- PROBLEM REQUIREMENTS: Please extract every line from all of the entries below, reproducing each one without any change.

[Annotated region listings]
====
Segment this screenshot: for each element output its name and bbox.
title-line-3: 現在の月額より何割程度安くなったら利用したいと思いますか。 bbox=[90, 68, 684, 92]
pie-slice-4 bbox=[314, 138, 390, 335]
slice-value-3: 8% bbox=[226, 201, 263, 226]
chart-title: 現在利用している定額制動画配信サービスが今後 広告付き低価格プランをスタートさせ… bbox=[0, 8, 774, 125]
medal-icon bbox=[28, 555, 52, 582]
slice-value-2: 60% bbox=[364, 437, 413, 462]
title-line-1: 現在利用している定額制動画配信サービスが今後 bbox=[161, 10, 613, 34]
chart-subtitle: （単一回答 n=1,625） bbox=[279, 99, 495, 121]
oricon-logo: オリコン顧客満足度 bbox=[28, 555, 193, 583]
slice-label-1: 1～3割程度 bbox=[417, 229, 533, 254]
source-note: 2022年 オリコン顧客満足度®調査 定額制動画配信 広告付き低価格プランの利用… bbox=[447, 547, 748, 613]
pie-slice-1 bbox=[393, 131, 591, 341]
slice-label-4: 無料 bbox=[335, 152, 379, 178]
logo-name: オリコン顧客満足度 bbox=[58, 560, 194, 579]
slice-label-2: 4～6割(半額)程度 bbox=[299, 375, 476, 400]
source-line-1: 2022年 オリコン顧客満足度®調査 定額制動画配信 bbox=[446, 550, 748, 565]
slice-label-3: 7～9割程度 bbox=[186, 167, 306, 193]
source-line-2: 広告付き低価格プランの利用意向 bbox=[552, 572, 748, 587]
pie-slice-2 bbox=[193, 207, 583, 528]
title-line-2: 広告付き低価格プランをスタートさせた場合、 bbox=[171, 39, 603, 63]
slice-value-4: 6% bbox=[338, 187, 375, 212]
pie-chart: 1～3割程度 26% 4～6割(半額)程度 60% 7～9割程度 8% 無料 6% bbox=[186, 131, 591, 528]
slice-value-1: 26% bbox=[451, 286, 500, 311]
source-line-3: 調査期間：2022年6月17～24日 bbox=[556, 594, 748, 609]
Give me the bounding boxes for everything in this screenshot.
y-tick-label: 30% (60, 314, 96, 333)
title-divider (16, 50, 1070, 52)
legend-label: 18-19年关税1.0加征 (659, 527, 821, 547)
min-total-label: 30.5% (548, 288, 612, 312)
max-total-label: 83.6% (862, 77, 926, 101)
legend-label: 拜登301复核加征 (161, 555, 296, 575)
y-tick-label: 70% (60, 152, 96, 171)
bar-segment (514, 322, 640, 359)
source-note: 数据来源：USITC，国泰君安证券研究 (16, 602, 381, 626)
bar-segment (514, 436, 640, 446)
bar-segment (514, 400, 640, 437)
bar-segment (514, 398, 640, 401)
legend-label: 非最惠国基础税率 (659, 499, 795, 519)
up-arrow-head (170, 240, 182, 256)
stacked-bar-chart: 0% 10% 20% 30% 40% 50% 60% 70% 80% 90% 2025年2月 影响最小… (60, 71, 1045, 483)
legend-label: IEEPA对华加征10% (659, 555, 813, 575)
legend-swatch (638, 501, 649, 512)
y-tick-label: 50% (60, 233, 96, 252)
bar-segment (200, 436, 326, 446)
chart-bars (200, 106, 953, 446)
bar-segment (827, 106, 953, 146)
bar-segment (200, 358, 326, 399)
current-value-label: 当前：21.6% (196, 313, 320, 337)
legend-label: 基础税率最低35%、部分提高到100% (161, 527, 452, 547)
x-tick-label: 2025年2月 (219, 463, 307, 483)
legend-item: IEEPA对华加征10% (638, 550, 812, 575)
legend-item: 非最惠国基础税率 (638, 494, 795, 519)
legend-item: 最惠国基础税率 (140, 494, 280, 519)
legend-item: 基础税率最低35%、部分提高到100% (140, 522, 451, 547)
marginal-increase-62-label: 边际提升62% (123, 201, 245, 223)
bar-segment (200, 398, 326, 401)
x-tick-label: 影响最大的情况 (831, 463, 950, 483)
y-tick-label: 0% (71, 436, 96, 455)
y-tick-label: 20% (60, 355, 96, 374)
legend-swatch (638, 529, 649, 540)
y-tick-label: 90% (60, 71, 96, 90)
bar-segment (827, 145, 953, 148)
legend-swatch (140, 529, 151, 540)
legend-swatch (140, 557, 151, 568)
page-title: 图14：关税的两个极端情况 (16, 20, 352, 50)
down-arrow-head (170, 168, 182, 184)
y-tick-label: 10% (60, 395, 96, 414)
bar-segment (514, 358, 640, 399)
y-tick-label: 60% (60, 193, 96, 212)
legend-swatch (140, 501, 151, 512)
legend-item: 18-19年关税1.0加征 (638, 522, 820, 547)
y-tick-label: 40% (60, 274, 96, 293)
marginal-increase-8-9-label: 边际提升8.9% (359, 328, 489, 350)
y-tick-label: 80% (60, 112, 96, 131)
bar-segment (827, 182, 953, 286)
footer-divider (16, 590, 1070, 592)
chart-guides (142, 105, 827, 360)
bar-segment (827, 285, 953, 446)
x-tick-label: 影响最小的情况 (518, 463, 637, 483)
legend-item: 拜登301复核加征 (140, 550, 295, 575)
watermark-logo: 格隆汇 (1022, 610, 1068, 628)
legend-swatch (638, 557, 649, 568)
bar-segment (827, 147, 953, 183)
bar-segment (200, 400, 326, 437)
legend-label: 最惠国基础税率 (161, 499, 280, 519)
====
- SOLVED PROBLEM:
Segment this screenshot: for each element output its name and bbox.
title-line-3: 現在の月額より何割程度安くなったら利用したいと思いますか。 bbox=[90, 68, 684, 92]
pie-slice-4 bbox=[314, 138, 390, 335]
slice-value-3: 8% bbox=[226, 201, 263, 226]
chart-title: 現在利用している定額制動画配信サービスが今後 広告付き低価格プランをスタートさせ… bbox=[0, 8, 774, 125]
medal-icon bbox=[28, 555, 52, 582]
slice-value-2: 60% bbox=[364, 437, 413, 462]
title-line-1: 現在利用している定額制動画配信サービスが今後 bbox=[161, 10, 613, 34]
chart-subtitle: （単一回答 n=1,625） bbox=[279, 99, 495, 121]
oricon-logo: オリコン顧客満足度 bbox=[28, 555, 193, 583]
slice-label-1: 1～3割程度 bbox=[417, 229, 533, 254]
source-note: 2022年 オリコン顧客満足度®調査 定額制動画配信 広告付き低価格プランの利用… bbox=[447, 547, 748, 613]
pie-slice-1 bbox=[393, 131, 591, 341]
slice-label-4: 無料 bbox=[335, 152, 379, 178]
logo-name: オリコン顧客満足度 bbox=[58, 560, 194, 579]
slice-label-2: 4～6割(半額)程度 bbox=[299, 375, 476, 400]
source-line-1: 2022年 オリコン顧客満足度®調査 定額制動画配信 bbox=[446, 550, 748, 565]
slice-label-3: 7～9割程度 bbox=[186, 167, 306, 193]
source-line-2: 広告付き低価格プランの利用意向 bbox=[552, 572, 748, 587]
pie-slice-2 bbox=[193, 207, 583, 528]
title-line-2: 広告付き低価格プランをスタートさせた場合、 bbox=[171, 39, 603, 63]
slice-value-4: 6% bbox=[338, 187, 375, 212]
pie-chart: 1～3割程度 26% 4～6割(半額)程度 60% 7～9割程度 8% 無料 6% bbox=[186, 131, 591, 528]
slice-value-1: 26% bbox=[451, 286, 500, 311]
source-line-3: 調査期間：2022年6月17～24日 bbox=[556, 594, 748, 609]
Give me the bounding boxes for everything in this screenshot.
y-tick-label: 30% (60, 314, 96, 333)
title-divider (16, 50, 1070, 52)
legend-label: 18-19年关税1.0加征 (659, 527, 821, 547)
min-total-label: 30.5% (548, 288, 612, 312)
max-total-label: 83.6% (862, 77, 926, 101)
legend-label: 拜登301复核加征 (161, 555, 296, 575)
y-tick-label: 70% (60, 152, 96, 171)
bar-segment (514, 322, 640, 359)
source-note: 数据来源：USITC，国泰君安证券研究 (16, 602, 381, 626)
bar-segment (514, 436, 640, 446)
bar-segment (514, 400, 640, 437)
bar-segment (514, 398, 640, 401)
legend-label: 非最惠国基础税率 (659, 499, 795, 519)
up-arrow-head (170, 240, 182, 256)
stacked-bar-chart: 0% 10% 20% 30% 40% 50% 60% 70% 80% 90% 2025年2月 影响最小… (60, 71, 1045, 483)
legend-label: IEEPA对华加征10% (659, 555, 813, 575)
legend-swatch (638, 501, 649, 512)
y-tick-label: 50% (60, 233, 96, 252)
bar-segment (200, 436, 326, 446)
chart-bars (200, 106, 953, 446)
bar-segment (827, 106, 953, 146)
bar-segment (200, 358, 326, 399)
current-value-label: 当前：21.6% (196, 313, 320, 337)
legend-label: 基础税率最低35%、部分提高到100% (161, 527, 452, 547)
x-tick-label: 2025年2月 (219, 463, 307, 483)
legend-item: IEEPA对华加征10% (638, 550, 812, 575)
legend-item: 非最惠国基础税率 (638, 494, 795, 519)
legend-item: 最惠国基础税率 (140, 494, 280, 519)
legend-item: 基础税率最低35%、部分提高到100% (140, 522, 451, 547)
marginal-increase-62-label: 边际提升62% (123, 201, 245, 223)
bar-segment (200, 398, 326, 401)
x-tick-label: 影响最大的情况 (831, 463, 950, 483)
y-tick-label: 0% (71, 436, 96, 455)
y-tick-label: 20% (60, 355, 96, 374)
legend-swatch (638, 529, 649, 540)
y-tick-label: 90% (60, 71, 96, 90)
bar-segment (827, 145, 953, 148)
legend-swatch (140, 529, 151, 540)
legend-swatch (140, 557, 151, 568)
page-title: 图14：关税的两个极端情况 (16, 20, 352, 50)
down-arrow-head (170, 168, 182, 184)
y-tick-label: 10% (60, 395, 96, 414)
bar-segment (514, 358, 640, 399)
y-tick-label: 60% (60, 193, 96, 212)
legend-swatch (140, 501, 151, 512)
legend-item: 18-19年关税1.0加征 (638, 522, 820, 547)
y-tick-label: 40% (60, 274, 96, 293)
marginal-increase-8-9-label: 边际提升8.9% (359, 328, 489, 350)
y-tick-label: 80% (60, 112, 96, 131)
bar-segment (827, 182, 953, 286)
footer-divider (16, 590, 1070, 592)
chart-guides (142, 105, 827, 360)
bar-segment (827, 285, 953, 446)
x-tick-label: 影响最小的情况 (518, 463, 637, 483)
legend-item: 拜登301复核加征 (140, 550, 295, 575)
watermark-logo: 格隆汇 (1022, 610, 1068, 628)
legend-swatch (638, 557, 649, 568)
bar-segment (827, 147, 953, 183)
bar-segment (200, 400, 326, 437)
legend-label: 最惠国基础税率 (161, 499, 280, 519)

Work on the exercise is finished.